THE TASK:
Wherever the string "screenshot" shows up in a line, count that line. Give the total alone.

[Excerpts from a figure dataset]
━━━

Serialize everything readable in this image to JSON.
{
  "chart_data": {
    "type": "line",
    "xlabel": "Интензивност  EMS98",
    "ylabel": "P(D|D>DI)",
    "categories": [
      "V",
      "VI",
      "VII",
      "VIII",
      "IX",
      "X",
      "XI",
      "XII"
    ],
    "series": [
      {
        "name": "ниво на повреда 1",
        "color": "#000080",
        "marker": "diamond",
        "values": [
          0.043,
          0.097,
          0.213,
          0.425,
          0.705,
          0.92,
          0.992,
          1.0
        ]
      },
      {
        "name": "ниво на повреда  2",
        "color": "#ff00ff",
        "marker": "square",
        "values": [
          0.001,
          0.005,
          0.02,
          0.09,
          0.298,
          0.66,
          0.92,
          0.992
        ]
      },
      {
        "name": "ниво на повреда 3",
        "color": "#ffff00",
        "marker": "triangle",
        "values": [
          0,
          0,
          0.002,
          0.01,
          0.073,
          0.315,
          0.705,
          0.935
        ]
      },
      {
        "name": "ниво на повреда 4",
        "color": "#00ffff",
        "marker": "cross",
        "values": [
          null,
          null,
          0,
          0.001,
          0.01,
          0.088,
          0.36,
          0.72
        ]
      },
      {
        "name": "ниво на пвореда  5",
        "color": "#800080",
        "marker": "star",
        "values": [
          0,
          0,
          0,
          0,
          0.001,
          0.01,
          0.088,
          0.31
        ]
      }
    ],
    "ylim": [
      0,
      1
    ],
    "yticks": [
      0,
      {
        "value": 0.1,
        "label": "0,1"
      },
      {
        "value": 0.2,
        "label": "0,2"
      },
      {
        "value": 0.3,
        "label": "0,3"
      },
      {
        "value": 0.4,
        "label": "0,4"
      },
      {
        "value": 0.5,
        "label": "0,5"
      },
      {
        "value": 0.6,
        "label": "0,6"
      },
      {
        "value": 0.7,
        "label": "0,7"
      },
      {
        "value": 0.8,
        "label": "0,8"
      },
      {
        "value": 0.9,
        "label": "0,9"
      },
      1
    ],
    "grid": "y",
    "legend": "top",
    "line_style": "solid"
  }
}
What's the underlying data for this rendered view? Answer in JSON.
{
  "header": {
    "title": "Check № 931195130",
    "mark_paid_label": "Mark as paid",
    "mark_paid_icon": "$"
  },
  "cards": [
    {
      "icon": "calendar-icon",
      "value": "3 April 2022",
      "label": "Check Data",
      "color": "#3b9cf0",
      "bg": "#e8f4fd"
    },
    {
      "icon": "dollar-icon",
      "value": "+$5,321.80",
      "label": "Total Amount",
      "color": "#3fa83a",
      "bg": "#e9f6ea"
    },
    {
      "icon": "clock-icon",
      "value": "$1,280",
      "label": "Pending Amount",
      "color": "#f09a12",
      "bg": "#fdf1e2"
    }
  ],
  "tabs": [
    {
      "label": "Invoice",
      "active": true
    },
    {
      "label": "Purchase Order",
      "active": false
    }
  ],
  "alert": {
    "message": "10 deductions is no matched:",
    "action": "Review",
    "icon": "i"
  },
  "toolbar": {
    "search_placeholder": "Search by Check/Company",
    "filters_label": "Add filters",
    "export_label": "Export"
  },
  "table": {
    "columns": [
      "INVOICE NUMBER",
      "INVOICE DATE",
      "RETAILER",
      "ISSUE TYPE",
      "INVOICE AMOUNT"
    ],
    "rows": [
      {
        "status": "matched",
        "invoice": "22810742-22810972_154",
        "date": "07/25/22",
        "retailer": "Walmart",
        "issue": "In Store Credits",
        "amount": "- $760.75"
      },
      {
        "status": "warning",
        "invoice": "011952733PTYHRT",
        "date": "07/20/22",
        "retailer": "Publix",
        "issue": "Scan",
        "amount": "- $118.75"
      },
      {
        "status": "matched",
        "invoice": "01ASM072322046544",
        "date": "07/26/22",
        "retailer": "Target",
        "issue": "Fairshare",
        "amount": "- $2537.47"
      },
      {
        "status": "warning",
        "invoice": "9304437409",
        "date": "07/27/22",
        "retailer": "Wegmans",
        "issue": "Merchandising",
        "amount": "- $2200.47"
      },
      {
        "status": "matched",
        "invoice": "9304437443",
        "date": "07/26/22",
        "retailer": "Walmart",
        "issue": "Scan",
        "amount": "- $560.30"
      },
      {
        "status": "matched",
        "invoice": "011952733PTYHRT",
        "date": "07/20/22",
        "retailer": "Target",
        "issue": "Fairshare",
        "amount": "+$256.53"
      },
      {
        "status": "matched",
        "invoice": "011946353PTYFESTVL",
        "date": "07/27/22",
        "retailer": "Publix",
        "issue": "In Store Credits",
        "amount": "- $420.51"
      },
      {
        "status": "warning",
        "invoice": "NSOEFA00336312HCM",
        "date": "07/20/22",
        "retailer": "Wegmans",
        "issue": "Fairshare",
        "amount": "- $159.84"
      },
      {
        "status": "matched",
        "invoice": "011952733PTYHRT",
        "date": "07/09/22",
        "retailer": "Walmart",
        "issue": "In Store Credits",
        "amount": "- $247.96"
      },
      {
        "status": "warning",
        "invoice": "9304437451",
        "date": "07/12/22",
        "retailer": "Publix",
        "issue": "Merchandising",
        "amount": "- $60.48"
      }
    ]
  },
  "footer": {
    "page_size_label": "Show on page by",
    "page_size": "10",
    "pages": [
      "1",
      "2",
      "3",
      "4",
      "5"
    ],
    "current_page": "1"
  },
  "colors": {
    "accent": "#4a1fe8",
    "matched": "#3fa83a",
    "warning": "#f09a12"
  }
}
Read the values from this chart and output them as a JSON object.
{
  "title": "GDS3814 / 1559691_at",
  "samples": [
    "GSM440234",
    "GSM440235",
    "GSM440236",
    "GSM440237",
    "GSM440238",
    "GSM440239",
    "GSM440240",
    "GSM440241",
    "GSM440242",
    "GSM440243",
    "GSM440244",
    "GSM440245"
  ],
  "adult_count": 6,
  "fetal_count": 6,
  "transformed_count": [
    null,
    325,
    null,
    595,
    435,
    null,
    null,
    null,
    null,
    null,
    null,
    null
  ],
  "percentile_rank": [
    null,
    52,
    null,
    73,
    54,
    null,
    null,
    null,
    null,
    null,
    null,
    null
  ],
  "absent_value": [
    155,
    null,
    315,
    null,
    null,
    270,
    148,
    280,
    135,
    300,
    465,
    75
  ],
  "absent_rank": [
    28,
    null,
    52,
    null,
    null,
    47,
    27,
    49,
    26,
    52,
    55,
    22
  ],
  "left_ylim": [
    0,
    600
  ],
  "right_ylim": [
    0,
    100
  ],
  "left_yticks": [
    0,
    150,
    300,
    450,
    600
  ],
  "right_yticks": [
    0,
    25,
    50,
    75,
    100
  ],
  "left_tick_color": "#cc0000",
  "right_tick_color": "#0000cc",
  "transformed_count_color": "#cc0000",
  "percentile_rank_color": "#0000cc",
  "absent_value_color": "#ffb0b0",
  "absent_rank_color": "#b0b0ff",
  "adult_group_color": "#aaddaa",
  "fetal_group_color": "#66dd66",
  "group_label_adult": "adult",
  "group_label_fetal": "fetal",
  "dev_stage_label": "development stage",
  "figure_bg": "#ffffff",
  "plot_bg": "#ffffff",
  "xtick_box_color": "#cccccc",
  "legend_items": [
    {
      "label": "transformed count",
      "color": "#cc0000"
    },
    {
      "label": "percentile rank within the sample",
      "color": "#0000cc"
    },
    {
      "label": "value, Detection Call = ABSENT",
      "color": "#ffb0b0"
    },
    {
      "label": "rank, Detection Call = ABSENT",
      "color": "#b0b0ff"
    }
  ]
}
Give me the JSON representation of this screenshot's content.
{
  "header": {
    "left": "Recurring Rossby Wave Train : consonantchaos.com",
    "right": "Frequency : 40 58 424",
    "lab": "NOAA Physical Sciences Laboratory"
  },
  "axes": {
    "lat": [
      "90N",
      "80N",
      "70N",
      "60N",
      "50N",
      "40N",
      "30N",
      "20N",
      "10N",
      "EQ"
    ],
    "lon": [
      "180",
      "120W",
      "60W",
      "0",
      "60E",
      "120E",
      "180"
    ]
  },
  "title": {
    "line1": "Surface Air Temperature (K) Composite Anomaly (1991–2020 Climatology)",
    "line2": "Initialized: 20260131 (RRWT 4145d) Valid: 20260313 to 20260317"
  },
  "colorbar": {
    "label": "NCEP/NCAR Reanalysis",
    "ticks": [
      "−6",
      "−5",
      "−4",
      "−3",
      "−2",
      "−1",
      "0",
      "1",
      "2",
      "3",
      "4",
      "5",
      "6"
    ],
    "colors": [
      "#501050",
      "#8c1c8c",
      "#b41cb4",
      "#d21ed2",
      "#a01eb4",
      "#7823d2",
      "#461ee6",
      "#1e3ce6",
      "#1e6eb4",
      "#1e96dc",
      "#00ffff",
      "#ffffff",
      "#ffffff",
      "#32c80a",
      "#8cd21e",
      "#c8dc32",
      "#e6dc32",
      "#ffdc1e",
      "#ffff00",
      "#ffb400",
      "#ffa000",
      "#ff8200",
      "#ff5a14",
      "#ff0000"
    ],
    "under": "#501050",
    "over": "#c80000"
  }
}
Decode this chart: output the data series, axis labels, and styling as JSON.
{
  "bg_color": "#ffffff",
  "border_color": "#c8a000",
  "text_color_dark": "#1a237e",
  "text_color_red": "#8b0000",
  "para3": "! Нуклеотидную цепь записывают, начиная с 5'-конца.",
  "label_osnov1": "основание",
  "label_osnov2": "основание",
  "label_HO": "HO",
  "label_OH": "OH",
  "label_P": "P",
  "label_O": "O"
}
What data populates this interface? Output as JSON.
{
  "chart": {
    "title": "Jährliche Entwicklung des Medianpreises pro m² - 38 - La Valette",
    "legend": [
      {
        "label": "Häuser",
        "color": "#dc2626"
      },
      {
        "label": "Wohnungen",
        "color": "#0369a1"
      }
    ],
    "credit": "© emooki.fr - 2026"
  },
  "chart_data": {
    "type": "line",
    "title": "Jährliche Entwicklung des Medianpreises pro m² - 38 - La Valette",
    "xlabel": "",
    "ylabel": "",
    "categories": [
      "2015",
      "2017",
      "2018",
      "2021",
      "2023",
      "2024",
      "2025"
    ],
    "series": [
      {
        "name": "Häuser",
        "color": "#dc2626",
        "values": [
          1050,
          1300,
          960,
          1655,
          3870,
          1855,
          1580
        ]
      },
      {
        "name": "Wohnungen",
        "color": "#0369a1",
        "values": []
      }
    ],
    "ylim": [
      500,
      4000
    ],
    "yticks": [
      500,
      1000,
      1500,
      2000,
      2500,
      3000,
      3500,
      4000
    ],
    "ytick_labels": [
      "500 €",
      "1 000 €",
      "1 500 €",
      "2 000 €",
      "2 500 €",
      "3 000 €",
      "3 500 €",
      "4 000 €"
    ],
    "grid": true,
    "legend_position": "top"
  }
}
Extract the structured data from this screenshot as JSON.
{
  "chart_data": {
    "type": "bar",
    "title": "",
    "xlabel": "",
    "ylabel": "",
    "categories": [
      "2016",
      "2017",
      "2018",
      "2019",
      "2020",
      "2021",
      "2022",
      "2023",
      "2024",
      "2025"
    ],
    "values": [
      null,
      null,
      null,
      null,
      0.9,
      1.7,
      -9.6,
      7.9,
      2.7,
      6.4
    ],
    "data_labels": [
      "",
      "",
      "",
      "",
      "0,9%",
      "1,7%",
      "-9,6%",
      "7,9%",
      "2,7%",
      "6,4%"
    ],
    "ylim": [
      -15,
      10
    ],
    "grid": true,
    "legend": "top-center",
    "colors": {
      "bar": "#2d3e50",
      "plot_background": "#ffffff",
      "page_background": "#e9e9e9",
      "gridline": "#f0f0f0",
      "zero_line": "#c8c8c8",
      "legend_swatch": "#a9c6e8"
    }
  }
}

━━━

TASK SOLUTION:
2